[Dataset records]
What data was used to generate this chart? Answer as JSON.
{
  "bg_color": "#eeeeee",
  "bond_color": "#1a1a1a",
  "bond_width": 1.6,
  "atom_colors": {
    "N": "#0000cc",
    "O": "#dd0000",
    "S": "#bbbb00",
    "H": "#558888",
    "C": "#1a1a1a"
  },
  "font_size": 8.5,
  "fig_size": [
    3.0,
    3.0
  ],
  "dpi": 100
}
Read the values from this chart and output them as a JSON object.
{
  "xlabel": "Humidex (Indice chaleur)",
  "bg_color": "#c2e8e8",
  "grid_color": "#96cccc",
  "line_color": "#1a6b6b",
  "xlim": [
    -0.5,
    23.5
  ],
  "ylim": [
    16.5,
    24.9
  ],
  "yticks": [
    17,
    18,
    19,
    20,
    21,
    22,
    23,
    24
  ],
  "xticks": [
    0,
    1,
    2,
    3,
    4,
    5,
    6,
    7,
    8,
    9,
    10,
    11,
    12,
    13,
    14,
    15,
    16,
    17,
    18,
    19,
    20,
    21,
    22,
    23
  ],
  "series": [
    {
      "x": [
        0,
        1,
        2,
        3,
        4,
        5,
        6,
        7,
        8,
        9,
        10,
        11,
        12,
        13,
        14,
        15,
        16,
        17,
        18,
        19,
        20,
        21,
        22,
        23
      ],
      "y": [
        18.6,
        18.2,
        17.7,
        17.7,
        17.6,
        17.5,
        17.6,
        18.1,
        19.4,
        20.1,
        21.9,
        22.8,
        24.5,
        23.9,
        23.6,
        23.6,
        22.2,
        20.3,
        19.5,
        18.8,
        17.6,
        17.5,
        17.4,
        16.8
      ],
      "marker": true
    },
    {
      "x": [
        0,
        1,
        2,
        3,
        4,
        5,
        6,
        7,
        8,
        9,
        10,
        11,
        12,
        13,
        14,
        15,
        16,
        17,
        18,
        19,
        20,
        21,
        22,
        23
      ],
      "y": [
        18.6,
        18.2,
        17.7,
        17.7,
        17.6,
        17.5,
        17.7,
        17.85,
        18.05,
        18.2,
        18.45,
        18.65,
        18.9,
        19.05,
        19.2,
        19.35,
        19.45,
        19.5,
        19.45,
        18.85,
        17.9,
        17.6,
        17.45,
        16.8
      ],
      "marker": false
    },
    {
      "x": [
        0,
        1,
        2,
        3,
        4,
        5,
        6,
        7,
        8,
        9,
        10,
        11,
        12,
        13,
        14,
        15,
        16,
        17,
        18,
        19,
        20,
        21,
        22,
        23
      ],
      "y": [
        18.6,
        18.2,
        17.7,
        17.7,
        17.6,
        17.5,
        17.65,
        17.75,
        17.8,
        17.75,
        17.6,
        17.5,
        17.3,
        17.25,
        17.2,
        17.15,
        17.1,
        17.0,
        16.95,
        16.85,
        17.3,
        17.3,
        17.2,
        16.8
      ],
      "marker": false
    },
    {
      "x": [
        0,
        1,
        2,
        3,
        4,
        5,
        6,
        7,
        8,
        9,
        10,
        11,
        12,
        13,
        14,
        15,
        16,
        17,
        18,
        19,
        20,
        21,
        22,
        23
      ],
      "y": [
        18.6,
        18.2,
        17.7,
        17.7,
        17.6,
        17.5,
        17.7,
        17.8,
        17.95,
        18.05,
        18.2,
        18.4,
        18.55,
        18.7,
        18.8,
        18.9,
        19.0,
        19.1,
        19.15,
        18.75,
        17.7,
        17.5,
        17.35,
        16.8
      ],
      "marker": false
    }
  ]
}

--

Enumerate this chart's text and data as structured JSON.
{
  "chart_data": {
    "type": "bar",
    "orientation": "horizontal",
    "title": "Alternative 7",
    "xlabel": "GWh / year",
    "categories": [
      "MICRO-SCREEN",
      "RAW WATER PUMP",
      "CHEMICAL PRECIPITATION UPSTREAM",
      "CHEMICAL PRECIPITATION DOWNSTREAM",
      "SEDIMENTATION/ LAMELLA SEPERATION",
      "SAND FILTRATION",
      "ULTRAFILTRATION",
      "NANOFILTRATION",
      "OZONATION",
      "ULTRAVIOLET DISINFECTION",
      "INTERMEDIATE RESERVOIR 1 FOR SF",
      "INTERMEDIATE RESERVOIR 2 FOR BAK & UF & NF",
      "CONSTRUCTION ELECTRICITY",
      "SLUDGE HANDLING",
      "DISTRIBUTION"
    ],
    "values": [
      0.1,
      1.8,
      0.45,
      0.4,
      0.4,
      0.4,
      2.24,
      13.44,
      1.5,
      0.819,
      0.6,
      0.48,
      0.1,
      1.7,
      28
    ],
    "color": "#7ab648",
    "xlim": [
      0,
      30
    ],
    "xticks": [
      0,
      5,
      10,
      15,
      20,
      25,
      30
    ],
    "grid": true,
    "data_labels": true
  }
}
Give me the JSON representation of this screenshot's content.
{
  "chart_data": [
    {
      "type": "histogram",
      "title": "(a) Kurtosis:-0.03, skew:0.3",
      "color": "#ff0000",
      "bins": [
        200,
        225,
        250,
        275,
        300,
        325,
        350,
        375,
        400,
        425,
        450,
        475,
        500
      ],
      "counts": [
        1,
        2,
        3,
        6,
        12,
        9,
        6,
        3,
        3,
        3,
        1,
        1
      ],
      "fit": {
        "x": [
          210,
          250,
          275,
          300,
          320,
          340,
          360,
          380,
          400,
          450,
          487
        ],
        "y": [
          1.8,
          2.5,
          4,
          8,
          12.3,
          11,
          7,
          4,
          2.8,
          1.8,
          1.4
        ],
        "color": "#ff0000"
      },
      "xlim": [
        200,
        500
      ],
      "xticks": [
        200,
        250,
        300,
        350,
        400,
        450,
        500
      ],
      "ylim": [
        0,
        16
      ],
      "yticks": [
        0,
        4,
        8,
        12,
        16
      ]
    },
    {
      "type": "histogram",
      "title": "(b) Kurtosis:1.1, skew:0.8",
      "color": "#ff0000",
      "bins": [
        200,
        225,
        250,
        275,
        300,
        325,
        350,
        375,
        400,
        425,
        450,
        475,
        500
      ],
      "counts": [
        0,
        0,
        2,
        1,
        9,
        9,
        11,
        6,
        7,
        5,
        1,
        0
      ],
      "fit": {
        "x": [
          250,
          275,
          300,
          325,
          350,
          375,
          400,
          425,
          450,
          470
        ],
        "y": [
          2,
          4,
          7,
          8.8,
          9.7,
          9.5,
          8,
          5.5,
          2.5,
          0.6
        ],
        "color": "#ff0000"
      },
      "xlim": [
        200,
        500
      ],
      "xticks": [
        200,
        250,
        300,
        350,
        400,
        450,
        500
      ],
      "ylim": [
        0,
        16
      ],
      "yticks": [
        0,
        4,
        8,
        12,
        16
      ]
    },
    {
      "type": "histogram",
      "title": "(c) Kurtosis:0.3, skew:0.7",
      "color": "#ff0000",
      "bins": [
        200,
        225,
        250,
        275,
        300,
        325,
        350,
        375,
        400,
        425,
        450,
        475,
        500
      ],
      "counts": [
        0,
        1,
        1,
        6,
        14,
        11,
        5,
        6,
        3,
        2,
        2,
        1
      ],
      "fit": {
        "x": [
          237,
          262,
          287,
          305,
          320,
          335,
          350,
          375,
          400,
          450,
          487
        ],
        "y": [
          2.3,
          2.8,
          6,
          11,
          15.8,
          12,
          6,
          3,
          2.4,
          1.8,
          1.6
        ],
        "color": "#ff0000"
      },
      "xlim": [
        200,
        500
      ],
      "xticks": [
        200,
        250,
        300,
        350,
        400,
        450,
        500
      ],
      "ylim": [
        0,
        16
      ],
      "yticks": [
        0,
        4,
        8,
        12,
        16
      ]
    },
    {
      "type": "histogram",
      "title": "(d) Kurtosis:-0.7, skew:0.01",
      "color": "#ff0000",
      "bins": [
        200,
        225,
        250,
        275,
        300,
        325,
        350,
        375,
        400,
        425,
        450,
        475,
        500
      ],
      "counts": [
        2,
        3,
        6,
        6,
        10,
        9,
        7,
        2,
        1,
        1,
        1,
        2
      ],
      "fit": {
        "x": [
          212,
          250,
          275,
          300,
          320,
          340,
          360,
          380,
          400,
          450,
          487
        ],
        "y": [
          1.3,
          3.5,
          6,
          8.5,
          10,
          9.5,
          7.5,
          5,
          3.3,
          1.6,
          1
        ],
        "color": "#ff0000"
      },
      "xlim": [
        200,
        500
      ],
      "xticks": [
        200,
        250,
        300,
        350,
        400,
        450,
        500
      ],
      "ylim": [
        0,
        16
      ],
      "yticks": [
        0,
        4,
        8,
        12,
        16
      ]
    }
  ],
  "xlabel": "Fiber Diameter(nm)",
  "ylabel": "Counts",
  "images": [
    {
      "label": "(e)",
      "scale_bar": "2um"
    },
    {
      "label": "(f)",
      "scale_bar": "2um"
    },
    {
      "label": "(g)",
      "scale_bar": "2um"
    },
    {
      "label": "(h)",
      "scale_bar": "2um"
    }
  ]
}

» THE REQUEST:
Choose all lines containing the string "xlabel" and copy them out.

» WRITTEN SOLUTION:
  "xlabel": "Humidex (Indice chaleur)",
    "xlabel": "GWh / year",
  "xlabel": "Fiber Diameter(nm)",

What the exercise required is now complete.